» Data records

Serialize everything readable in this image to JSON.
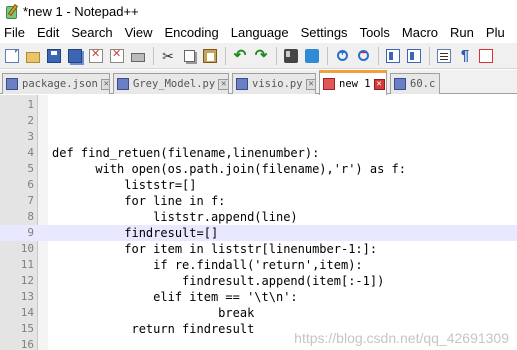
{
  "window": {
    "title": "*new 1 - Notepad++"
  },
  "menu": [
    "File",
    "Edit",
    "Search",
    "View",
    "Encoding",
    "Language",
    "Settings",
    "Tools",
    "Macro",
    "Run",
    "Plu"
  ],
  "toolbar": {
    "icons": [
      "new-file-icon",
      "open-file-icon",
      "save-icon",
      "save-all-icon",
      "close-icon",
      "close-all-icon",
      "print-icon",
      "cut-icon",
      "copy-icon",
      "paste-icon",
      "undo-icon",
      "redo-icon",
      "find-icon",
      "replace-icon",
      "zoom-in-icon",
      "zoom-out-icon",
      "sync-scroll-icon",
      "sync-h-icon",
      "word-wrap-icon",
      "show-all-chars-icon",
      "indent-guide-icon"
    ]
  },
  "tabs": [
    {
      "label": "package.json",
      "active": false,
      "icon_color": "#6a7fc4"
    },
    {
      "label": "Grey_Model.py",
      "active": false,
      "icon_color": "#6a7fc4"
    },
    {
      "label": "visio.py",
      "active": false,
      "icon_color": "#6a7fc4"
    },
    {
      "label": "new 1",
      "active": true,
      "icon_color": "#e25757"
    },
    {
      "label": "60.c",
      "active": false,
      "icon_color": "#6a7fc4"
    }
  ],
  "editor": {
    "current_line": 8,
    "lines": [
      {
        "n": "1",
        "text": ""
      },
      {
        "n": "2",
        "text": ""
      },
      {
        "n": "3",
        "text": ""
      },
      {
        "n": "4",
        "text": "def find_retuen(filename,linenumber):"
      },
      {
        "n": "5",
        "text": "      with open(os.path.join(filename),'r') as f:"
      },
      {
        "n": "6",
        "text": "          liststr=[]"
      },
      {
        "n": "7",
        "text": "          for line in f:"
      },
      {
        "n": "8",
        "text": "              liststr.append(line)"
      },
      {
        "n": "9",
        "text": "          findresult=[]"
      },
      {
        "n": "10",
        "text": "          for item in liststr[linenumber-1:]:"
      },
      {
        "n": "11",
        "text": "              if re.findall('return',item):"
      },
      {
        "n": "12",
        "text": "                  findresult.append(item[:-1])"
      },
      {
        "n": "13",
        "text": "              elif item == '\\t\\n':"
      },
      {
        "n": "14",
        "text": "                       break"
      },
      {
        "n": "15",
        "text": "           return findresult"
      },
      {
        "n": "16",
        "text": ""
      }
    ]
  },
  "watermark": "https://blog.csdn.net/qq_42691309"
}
--
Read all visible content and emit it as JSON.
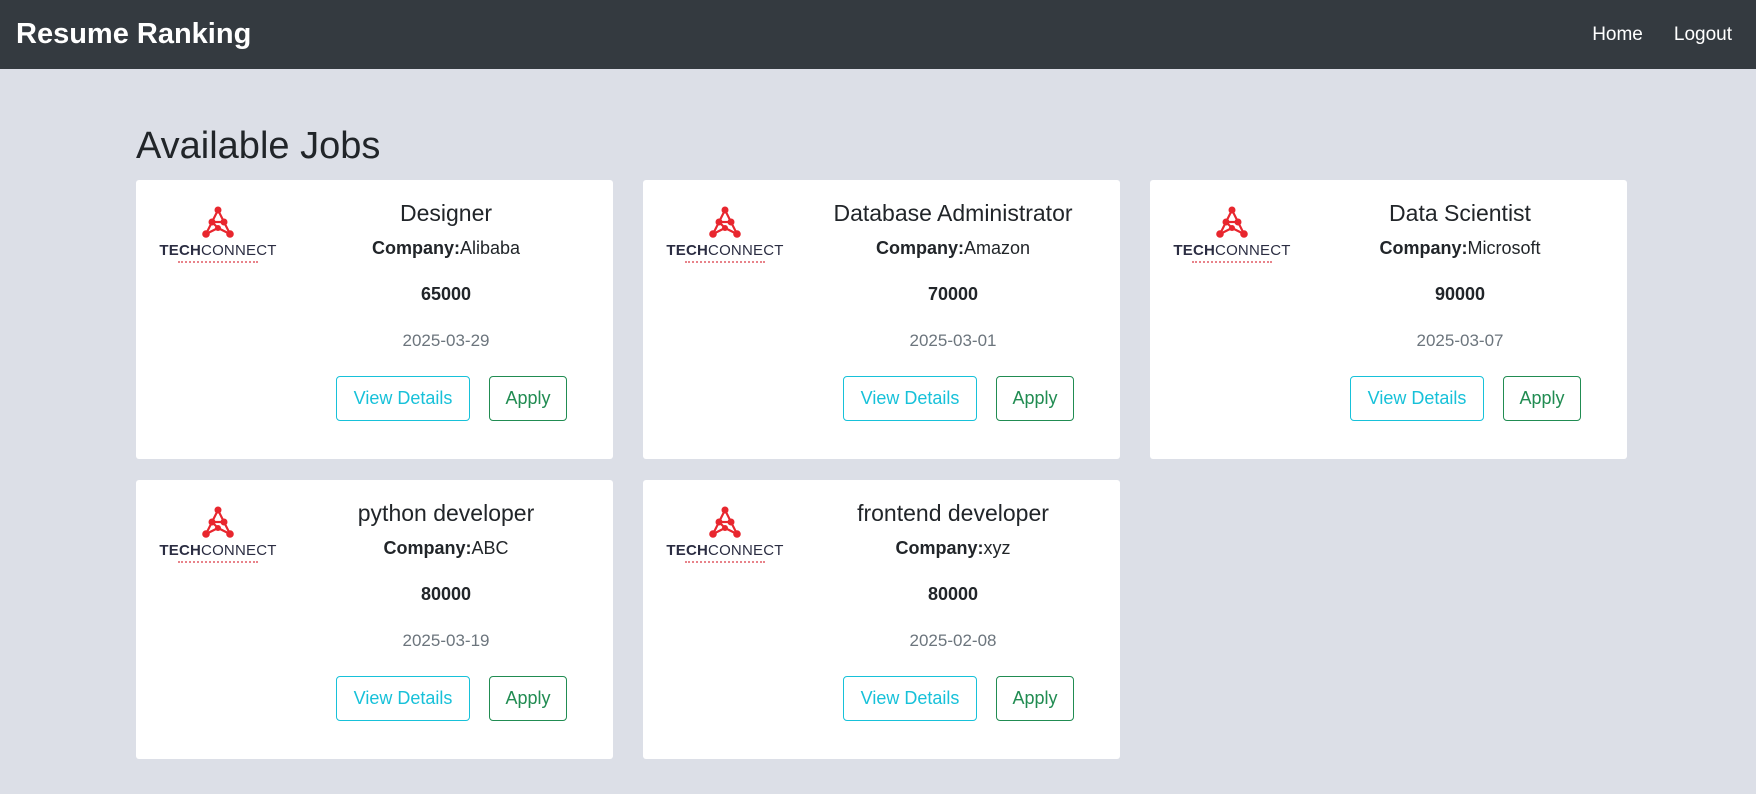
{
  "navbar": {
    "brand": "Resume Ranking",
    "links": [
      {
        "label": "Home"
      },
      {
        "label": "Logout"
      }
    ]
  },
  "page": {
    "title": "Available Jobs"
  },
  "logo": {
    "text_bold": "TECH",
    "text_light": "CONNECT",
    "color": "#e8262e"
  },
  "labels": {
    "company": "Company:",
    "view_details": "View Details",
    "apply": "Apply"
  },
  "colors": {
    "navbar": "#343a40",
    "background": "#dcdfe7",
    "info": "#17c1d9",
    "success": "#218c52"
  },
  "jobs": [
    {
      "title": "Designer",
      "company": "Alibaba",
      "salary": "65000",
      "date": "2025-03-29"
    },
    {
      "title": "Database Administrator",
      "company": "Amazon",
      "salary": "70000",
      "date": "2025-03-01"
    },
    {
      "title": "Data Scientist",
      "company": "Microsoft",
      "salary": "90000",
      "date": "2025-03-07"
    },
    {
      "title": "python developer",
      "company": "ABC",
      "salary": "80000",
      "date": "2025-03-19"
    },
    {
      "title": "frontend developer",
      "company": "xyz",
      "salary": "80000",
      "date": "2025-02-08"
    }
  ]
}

» GOAL
List the lines of the entries that include "company".

» RESULT BELOW
    "company": "Company:",
      "company": "Alibaba",
      "company": "Amazon",
      "company": "Microsoft",
      "company": "ABC",
      "company": "xyz",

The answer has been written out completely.